## Task goal
Search the material and gather each line with "ہناں" in it.

[Data records]
■ ■ ■ ■

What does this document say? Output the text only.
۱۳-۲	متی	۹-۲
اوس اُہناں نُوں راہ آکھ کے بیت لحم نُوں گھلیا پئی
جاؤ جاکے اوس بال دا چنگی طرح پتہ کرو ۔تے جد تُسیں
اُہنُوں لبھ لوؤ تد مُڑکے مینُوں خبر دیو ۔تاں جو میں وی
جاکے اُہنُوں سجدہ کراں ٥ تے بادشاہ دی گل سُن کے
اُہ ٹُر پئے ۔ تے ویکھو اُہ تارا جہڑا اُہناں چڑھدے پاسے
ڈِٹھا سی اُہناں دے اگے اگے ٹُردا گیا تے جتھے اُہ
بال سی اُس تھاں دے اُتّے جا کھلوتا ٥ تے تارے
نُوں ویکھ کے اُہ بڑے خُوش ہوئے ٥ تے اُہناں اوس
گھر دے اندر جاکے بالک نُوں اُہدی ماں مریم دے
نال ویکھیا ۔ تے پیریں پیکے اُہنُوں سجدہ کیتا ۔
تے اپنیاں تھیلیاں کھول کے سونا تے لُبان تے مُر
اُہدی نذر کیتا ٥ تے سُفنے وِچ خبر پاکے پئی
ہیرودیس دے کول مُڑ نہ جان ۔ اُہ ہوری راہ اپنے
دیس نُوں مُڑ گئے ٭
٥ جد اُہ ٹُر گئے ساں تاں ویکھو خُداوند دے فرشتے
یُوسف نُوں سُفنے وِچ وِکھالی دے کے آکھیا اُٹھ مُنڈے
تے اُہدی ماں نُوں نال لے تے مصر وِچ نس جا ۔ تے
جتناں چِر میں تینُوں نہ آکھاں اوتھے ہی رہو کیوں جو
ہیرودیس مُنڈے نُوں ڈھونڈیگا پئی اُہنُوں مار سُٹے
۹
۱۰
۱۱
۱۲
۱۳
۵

■ ■ ■ ■

## Answer
اوس اُہناں نُوں راہ آکھ کے بیت لحم نُوں گھلیا پئی
اُہ ٹُر پئے ۔ تے ویکھو اُہ تارا جہڑا اُہناں چڑھدے پاسے
ڈِٹھا سی اُہناں دے اگے اگے ٹُردا گیا تے جتھے اُہ
نُوں ویکھ کے اُہ بڑے خُوش ہوئے ٥ تے اُہناں اوس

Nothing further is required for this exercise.